● **Stated problem**: Give the listing's lines as a numbered list, starting at the very first line and ending at the line that contains "Extract all elements". Skip any blank lines.

● **Data**:
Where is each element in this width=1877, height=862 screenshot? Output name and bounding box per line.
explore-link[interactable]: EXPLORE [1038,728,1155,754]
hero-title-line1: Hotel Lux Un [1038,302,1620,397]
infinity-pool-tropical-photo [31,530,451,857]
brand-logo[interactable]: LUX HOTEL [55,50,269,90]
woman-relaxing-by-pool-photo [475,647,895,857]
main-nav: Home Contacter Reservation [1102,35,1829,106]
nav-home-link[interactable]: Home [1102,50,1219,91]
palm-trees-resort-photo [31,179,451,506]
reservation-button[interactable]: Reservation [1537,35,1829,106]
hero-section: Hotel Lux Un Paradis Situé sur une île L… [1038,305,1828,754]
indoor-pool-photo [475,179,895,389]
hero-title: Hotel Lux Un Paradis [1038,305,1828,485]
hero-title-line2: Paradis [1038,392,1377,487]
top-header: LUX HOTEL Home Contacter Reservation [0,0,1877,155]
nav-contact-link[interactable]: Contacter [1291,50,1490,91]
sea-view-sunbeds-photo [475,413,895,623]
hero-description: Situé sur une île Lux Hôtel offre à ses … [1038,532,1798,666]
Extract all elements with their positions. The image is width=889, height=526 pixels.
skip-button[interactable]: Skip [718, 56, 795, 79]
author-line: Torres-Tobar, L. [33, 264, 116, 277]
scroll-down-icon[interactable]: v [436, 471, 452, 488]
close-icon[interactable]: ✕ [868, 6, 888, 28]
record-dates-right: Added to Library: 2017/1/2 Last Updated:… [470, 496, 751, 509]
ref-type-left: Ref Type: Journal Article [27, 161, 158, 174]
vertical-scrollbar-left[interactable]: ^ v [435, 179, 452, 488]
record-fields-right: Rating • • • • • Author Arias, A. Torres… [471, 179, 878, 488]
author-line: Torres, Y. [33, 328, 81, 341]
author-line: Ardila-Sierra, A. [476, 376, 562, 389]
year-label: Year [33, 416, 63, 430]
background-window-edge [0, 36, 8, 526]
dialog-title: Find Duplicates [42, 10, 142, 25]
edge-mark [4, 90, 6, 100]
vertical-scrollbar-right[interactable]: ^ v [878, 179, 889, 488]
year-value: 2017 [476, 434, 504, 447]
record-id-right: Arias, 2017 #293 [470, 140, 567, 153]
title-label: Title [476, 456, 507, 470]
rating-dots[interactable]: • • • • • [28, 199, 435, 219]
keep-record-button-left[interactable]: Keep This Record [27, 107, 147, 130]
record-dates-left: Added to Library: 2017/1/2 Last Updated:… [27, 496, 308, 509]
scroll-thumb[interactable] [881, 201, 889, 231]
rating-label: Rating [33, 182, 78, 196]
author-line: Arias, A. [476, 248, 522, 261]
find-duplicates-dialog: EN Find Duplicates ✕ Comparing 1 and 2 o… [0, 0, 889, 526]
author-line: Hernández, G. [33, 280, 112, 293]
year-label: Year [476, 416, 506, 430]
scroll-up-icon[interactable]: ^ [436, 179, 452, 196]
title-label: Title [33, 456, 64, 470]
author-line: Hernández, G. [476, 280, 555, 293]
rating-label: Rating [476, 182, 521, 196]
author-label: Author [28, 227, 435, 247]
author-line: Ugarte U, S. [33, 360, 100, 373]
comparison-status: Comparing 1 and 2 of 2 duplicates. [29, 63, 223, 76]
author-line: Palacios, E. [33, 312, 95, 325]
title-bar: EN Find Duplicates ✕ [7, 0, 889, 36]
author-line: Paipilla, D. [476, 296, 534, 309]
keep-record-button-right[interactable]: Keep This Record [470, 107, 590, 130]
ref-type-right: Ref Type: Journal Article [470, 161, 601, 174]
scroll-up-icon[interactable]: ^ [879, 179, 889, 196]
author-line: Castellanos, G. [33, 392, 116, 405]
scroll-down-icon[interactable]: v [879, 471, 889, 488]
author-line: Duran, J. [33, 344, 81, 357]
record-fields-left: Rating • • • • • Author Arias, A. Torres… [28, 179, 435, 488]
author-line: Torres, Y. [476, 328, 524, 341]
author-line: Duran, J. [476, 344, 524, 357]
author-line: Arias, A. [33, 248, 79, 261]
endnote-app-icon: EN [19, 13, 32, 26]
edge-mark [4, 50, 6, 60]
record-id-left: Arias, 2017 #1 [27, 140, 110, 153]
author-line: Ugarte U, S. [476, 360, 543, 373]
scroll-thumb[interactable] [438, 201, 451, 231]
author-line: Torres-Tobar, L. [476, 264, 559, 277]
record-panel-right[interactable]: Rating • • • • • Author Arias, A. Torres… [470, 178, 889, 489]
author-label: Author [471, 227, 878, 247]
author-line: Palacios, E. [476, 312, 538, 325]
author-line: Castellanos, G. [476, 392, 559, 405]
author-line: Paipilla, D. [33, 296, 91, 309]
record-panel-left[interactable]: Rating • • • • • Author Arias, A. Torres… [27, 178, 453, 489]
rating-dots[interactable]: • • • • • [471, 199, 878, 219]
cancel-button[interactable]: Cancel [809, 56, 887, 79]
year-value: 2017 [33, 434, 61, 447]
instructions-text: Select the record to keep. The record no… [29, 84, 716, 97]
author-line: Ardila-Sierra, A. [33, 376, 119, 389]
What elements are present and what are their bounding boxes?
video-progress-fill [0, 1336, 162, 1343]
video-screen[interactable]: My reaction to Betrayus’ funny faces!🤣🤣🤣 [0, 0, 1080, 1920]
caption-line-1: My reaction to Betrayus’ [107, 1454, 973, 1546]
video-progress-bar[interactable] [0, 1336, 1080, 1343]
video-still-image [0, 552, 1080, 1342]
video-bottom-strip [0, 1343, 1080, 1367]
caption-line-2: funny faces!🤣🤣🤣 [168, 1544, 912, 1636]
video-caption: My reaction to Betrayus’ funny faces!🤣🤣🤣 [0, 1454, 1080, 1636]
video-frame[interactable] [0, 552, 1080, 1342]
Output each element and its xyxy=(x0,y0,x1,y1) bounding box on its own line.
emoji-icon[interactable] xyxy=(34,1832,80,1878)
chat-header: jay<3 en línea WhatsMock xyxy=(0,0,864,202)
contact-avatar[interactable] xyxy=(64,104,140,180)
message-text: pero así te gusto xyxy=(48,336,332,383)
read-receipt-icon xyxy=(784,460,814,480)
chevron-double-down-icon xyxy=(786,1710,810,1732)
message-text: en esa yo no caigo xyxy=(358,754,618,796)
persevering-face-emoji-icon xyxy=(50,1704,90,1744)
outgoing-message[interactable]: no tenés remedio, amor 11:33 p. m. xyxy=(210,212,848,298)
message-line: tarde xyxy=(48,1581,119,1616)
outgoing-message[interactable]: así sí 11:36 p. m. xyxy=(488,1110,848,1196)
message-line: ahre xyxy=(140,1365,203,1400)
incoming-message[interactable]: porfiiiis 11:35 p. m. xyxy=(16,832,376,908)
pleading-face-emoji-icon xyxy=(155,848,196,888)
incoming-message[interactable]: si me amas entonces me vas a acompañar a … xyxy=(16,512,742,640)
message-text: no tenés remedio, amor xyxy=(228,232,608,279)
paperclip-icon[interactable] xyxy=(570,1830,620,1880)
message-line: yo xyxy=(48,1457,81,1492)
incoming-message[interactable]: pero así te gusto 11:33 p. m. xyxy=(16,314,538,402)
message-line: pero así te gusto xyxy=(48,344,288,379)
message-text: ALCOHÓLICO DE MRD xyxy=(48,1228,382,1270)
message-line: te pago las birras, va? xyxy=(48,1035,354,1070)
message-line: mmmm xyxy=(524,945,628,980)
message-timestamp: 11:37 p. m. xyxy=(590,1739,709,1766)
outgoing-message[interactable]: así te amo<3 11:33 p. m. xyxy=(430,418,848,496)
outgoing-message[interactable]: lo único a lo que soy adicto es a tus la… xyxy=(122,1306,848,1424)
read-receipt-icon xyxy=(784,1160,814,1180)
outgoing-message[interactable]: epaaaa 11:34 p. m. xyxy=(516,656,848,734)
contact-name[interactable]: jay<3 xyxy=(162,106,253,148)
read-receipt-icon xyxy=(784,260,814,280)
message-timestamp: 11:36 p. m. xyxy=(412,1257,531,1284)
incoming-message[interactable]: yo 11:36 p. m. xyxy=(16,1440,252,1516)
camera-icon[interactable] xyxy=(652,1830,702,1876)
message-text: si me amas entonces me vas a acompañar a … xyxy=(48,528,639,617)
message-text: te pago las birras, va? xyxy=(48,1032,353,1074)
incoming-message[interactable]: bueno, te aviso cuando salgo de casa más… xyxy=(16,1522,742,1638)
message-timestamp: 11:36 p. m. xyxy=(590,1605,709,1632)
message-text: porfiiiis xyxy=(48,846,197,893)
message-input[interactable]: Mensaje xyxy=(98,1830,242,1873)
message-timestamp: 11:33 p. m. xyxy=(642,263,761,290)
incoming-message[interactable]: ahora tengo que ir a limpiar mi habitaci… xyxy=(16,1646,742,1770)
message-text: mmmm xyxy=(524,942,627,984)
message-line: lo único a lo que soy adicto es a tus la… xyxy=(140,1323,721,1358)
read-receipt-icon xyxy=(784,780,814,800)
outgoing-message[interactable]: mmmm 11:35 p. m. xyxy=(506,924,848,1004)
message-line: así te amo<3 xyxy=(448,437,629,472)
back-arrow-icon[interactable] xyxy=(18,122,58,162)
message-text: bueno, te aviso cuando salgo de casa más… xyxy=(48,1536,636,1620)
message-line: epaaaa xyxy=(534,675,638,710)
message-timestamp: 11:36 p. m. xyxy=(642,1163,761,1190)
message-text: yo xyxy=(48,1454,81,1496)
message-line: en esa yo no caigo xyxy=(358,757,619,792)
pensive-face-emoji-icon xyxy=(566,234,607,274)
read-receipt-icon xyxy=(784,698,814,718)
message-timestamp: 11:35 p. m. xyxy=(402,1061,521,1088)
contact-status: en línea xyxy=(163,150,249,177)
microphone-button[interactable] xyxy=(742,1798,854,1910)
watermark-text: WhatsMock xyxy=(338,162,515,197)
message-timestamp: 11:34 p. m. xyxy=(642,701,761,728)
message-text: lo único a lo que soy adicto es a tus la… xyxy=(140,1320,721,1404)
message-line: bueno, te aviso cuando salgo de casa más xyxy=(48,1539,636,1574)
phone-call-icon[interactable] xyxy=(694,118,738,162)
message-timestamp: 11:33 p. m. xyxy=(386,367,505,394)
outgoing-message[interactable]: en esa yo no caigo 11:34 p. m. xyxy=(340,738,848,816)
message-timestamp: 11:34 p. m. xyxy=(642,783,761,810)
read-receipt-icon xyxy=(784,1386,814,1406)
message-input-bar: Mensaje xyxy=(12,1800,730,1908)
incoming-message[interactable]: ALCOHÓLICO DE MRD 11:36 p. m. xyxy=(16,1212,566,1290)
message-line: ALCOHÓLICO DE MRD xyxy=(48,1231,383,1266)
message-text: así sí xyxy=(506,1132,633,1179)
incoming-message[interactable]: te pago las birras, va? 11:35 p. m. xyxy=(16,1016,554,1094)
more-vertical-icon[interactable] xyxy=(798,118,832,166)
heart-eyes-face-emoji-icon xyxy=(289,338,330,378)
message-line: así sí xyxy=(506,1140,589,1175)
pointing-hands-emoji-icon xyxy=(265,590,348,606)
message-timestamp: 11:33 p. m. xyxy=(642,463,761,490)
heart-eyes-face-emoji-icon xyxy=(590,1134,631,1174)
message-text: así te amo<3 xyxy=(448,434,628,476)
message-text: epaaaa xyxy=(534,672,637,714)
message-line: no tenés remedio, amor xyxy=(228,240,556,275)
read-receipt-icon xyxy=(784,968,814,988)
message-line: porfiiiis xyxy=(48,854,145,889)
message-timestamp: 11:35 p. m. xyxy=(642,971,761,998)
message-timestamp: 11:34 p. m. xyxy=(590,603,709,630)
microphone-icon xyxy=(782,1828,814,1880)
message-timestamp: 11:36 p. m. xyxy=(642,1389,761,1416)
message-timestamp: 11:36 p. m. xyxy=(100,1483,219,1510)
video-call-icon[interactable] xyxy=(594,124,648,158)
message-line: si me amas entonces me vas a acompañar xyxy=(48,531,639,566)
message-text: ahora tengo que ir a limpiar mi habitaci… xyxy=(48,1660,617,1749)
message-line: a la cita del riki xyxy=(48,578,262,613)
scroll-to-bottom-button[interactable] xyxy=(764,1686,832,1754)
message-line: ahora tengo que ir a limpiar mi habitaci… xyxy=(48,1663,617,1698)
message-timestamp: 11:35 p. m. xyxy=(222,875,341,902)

● **Exercise response**:
1. Where is each element in this width=1877, height=862 screenshot? Output name and bounding box per line.
2. explore-link[interactable]: EXPLORE [1038,728,1155,754]
3. hero-title-line1: Hotel Lux Un [1038,302,1620,397]
4. infinity-pool-tropical-photo [31,530,451,857]
5. brand-logo[interactable]: LUX HOTEL [55,50,269,90]
6. woman-relaxing-by-pool-photo [475,647,895,857]
7. main-nav: Home Contacter Reservation [1102,35,1829,106]
8. nav-home-link[interactable]: Home [1102,50,1219,91]
9. palm-trees-resort-photo [31,179,451,506]
10. reservation-button[interactable]: Reservation [1537,35,1829,106]
11. hero-section: Hotel Lux Un Paradis Situé sur une île L… [1038,305,1828,754]
12. indoor-pool-photo [475,179,895,389]
13. hero-title: Hotel Lux Un Paradis [1038,305,1828,485]
14. hero-title-line2: Paradis [1038,392,1377,487]
15. top-header: LUX HOTEL Home Contacter Reservation [0,0,1877,155]
16. nav-contact-link[interactable]: Contacter [1291,50,1490,91]
17. sea-view-sunbeds-photo [475,413,895,623]
18. hero-description: Situé sur une île Lux Hôtel offre à ses … [1038,532,1798,666]
19. Extract all elements with their positions. The image is width=889, height=526 pixels.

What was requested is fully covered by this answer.